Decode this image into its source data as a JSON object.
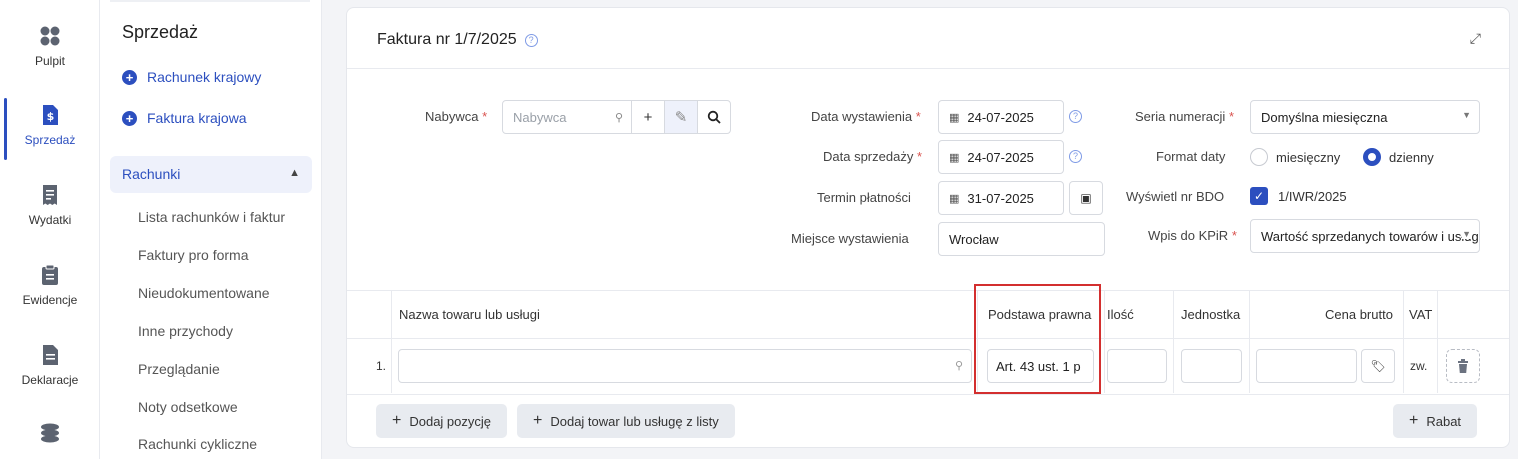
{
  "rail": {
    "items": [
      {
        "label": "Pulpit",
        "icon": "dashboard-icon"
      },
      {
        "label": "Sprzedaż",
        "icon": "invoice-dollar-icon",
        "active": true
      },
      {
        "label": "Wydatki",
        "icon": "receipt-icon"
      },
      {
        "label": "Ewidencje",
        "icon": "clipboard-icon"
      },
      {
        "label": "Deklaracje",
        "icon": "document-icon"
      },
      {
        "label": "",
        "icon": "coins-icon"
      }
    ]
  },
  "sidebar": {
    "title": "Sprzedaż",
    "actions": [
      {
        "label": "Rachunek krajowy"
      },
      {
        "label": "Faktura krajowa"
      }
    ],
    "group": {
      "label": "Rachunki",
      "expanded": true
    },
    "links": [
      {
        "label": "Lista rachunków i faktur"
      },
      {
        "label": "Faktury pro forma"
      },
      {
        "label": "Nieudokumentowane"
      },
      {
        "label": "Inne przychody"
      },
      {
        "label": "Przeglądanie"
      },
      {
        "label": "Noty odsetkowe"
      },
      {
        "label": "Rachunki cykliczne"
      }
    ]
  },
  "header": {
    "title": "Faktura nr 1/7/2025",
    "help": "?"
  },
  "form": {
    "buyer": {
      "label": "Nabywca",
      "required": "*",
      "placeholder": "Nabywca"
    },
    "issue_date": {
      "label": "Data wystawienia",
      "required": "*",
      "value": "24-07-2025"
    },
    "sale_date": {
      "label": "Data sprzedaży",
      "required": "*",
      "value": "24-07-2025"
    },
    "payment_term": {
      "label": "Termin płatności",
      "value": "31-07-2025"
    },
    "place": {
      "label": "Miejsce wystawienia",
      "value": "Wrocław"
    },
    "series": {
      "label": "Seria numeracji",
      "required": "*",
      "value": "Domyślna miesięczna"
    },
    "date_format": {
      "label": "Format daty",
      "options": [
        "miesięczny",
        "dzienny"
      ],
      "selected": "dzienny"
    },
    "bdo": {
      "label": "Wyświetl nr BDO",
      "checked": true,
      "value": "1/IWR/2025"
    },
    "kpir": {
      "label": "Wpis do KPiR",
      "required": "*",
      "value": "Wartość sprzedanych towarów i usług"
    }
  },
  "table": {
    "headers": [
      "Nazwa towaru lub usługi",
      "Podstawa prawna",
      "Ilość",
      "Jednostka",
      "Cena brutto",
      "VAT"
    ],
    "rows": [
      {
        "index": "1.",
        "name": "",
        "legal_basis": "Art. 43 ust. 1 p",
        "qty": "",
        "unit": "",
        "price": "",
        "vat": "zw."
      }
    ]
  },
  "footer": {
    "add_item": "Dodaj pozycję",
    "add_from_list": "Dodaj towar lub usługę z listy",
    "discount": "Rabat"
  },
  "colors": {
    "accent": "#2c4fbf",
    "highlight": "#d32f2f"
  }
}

= = =

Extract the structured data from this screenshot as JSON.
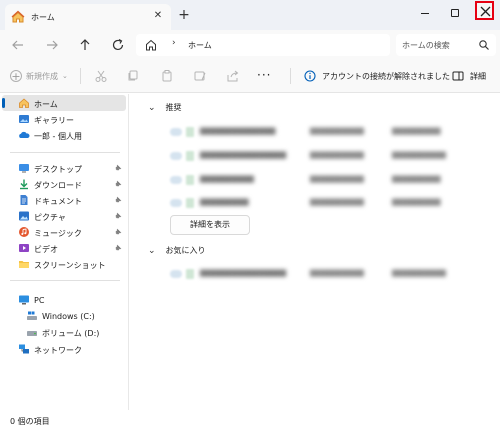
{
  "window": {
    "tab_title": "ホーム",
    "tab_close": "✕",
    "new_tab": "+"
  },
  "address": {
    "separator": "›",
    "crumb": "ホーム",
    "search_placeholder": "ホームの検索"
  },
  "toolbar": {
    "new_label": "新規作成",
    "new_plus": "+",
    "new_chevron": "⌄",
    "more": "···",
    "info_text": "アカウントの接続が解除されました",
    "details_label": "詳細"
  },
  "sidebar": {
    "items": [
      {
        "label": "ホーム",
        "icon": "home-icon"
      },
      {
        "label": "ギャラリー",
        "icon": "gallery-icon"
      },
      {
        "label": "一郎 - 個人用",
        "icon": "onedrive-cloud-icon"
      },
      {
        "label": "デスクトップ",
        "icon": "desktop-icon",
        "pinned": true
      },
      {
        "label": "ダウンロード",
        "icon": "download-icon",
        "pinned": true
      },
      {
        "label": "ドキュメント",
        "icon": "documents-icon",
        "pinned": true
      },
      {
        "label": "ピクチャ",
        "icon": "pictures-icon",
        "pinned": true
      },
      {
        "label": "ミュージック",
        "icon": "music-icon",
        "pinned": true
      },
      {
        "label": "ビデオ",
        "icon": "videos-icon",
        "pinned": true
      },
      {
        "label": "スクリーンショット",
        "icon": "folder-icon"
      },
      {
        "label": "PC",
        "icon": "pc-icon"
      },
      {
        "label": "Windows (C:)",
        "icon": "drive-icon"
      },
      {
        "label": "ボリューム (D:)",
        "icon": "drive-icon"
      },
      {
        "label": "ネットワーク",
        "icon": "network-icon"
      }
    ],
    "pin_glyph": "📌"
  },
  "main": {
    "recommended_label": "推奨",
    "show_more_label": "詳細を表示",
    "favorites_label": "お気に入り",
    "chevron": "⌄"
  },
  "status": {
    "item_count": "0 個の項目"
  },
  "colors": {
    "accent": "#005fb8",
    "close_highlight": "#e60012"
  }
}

= = =

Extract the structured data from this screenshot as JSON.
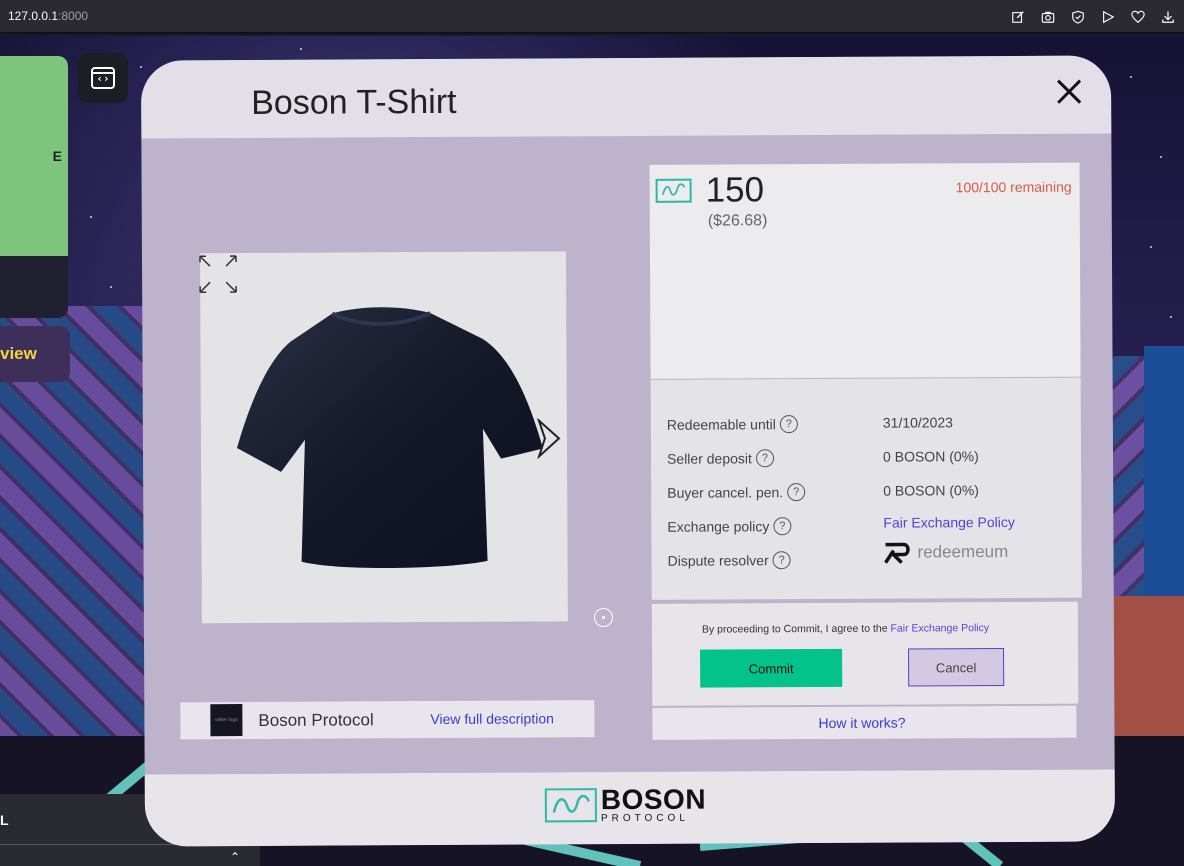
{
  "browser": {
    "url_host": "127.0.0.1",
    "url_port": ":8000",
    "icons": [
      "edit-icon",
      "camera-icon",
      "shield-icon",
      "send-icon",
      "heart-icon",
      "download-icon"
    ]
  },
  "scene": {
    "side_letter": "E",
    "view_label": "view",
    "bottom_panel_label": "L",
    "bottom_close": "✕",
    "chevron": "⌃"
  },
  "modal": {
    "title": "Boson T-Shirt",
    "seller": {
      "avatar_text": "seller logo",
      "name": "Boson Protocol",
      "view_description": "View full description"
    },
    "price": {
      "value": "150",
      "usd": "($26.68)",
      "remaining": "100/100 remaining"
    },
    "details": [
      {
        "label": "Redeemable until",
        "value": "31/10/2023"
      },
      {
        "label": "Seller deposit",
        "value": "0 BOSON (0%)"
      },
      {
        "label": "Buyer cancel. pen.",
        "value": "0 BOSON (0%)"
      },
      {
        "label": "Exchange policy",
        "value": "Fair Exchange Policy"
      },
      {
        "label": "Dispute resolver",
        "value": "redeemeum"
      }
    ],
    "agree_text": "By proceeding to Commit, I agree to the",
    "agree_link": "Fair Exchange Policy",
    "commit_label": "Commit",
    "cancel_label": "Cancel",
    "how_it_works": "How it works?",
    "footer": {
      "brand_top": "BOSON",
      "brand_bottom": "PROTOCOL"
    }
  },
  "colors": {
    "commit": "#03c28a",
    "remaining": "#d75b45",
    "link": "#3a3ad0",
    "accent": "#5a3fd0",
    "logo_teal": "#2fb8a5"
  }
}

= = =

**Exercise objective:** Gather up the lines that contain the word "Nabywca".

**Solution:**
      "label": "Nabywca",
      "placeholder": "Nabywca"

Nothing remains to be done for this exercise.